Start of Records shown

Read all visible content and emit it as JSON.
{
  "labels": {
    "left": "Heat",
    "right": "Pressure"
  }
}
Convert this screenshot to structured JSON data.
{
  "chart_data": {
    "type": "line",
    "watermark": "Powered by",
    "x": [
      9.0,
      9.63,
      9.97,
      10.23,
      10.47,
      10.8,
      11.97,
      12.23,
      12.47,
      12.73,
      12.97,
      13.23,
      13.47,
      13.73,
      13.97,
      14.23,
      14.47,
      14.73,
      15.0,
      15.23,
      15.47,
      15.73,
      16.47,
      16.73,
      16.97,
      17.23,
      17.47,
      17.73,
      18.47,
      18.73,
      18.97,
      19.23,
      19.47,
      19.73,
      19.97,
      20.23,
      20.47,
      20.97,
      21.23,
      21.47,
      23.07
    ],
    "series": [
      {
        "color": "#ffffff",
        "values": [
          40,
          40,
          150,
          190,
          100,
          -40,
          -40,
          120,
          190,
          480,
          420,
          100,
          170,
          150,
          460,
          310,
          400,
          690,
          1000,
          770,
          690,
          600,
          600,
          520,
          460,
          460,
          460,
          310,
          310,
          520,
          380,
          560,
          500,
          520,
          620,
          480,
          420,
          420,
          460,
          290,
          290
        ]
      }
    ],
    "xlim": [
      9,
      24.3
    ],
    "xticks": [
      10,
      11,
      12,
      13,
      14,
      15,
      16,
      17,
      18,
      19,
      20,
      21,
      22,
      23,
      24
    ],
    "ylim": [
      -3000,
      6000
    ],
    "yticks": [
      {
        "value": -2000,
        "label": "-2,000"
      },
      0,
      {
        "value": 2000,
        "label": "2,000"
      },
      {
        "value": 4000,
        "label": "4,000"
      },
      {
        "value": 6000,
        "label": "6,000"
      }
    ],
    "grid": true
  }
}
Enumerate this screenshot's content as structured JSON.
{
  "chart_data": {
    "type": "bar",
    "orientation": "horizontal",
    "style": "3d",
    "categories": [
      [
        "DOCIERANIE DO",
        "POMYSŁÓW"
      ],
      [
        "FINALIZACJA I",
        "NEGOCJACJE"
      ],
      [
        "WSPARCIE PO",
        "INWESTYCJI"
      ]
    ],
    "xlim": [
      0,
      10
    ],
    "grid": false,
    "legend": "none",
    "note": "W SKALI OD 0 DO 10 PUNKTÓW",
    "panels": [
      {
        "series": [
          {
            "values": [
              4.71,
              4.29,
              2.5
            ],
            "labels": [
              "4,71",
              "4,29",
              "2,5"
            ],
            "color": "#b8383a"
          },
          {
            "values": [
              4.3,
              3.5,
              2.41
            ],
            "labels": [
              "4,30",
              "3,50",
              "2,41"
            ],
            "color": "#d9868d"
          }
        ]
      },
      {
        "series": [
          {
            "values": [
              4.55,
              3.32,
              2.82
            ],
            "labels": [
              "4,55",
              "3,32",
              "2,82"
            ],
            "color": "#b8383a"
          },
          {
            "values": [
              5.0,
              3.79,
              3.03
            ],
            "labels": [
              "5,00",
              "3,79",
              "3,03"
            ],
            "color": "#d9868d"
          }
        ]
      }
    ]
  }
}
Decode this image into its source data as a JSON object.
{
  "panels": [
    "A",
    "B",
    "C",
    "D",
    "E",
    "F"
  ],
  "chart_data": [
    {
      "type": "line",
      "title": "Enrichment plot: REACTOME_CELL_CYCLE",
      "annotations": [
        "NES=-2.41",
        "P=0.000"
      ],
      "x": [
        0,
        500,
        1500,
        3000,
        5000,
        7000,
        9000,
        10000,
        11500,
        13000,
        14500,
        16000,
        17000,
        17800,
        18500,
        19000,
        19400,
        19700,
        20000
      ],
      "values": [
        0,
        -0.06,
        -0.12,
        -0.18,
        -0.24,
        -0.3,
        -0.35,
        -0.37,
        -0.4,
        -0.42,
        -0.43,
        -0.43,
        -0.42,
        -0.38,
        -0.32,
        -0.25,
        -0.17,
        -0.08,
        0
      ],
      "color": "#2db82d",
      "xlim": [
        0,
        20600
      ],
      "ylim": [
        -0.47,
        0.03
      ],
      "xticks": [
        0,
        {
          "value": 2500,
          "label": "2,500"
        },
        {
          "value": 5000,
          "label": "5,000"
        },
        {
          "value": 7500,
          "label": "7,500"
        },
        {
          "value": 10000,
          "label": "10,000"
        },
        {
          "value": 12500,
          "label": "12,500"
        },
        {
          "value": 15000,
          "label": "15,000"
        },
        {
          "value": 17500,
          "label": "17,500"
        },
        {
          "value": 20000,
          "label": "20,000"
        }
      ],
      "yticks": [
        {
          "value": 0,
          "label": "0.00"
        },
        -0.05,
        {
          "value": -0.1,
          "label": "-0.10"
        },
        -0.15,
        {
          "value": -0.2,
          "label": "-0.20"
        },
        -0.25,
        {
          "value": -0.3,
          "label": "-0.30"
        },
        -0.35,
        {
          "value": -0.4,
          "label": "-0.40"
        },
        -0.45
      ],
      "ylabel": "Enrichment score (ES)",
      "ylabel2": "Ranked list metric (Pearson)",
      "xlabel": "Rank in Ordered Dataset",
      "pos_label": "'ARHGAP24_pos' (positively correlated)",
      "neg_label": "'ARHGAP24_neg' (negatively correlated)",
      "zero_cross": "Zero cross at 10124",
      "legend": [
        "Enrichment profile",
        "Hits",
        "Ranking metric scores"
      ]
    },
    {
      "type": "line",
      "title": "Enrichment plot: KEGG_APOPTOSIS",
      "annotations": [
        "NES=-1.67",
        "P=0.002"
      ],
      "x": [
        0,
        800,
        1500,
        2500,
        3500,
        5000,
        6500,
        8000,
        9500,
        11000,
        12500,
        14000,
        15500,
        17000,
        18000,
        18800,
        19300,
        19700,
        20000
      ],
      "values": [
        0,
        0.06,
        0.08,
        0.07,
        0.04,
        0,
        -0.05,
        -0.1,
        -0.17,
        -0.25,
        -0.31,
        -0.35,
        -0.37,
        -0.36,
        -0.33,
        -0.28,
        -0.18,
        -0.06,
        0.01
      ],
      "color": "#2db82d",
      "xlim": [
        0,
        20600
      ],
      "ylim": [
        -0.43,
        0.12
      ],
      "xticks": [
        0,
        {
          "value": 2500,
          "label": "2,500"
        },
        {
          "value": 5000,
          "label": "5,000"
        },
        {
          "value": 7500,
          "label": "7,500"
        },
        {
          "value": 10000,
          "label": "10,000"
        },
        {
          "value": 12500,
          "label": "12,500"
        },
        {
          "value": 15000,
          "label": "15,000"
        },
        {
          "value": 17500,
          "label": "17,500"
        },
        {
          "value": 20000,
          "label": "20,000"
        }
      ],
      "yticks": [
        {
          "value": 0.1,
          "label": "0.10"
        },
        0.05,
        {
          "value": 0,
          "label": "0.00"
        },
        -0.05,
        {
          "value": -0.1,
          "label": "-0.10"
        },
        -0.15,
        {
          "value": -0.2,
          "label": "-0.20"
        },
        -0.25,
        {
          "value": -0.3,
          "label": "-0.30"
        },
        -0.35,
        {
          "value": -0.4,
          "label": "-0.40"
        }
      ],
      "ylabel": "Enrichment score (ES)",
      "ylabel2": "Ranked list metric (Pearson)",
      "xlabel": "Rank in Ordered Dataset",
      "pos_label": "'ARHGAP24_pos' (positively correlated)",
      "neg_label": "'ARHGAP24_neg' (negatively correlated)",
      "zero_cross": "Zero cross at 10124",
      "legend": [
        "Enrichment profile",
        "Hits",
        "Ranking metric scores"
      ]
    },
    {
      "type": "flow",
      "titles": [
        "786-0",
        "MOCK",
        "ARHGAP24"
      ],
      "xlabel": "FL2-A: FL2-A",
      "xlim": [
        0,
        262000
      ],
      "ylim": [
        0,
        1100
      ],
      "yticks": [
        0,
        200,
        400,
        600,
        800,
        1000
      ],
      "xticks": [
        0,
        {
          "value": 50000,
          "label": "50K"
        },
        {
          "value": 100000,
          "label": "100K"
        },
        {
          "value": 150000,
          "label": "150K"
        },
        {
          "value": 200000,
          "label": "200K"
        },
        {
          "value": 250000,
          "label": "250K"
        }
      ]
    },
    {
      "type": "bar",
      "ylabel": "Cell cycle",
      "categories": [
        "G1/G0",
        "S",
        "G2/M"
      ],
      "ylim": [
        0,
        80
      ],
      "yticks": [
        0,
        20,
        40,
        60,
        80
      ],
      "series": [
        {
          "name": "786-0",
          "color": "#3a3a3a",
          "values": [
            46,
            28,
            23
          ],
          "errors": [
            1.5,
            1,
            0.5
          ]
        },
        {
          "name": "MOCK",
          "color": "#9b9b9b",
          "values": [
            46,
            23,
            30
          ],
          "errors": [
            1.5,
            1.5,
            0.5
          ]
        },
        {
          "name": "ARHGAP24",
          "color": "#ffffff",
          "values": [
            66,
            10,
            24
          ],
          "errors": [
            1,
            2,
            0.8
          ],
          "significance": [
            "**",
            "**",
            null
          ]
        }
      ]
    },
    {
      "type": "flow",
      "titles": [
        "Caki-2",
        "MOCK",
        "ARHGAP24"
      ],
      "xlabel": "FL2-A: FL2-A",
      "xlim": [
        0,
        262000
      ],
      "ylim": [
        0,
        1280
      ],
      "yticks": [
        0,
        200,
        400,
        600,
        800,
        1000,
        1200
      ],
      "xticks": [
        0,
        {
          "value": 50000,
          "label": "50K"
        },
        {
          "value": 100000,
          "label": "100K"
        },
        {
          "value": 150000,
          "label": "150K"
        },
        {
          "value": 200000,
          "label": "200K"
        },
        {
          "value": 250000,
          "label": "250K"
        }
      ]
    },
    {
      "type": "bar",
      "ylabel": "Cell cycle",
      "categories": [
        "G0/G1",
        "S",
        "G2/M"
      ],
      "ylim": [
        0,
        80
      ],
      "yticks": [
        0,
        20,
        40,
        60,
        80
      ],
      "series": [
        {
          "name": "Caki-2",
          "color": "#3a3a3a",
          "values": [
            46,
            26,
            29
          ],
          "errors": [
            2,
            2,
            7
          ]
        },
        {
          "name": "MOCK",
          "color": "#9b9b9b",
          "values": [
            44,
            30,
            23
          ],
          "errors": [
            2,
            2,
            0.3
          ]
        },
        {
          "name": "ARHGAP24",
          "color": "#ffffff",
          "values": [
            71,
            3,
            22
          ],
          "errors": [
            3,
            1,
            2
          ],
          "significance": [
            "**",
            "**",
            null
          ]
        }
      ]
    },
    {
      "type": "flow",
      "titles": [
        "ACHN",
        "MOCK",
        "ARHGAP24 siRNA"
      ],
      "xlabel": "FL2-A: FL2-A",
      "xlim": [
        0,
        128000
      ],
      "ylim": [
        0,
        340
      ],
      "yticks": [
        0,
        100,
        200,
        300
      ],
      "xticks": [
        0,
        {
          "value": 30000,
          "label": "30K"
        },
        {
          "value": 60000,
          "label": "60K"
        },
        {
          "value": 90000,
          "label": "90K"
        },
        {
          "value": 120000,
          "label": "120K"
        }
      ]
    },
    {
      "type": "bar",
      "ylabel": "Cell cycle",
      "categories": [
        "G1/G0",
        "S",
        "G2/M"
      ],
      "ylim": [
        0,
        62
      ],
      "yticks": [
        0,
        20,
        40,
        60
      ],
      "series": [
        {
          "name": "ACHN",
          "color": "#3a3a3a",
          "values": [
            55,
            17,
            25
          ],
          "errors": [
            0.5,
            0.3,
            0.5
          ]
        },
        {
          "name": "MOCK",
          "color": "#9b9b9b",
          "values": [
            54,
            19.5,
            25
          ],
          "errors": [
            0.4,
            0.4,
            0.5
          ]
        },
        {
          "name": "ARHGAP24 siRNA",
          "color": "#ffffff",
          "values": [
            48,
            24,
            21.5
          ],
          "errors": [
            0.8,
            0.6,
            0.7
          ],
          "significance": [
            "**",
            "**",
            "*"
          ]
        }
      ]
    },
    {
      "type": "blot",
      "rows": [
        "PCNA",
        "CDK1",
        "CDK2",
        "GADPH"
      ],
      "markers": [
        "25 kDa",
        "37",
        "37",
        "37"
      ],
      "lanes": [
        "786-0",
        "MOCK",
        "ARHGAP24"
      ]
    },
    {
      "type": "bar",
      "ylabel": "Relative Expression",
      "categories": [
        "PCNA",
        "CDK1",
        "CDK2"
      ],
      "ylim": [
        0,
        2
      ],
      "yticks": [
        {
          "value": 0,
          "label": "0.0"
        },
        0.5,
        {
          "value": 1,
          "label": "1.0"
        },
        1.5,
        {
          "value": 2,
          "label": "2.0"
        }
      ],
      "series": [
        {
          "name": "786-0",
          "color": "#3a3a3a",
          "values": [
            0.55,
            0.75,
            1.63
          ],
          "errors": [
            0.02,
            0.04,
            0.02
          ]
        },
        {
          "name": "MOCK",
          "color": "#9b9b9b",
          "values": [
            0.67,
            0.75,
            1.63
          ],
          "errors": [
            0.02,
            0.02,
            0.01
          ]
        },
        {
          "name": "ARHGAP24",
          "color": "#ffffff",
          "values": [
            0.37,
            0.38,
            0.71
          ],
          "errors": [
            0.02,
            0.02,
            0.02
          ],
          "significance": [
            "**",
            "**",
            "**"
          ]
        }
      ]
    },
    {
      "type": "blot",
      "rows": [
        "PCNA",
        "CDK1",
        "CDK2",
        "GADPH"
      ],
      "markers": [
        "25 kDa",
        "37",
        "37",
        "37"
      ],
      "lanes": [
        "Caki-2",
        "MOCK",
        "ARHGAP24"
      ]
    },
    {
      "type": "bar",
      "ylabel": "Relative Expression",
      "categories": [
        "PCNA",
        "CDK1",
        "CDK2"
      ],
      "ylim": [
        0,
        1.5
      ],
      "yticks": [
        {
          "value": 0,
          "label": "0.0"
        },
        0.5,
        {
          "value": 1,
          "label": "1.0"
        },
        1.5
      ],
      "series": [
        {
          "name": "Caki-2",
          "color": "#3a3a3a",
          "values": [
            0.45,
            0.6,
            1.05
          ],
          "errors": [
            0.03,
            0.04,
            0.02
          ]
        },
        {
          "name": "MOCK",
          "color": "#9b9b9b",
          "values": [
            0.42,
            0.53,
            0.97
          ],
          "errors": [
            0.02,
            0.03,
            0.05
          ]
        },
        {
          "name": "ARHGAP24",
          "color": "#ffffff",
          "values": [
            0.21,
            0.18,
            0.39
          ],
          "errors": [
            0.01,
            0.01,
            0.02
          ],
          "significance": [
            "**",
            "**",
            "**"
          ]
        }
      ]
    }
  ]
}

End of Records shown

Look above for lines with the word "screenshot" and copy them all.

Output →
Convert this screenshot to structured JSON data.
Enumerate this screenshot's content as structured JSON.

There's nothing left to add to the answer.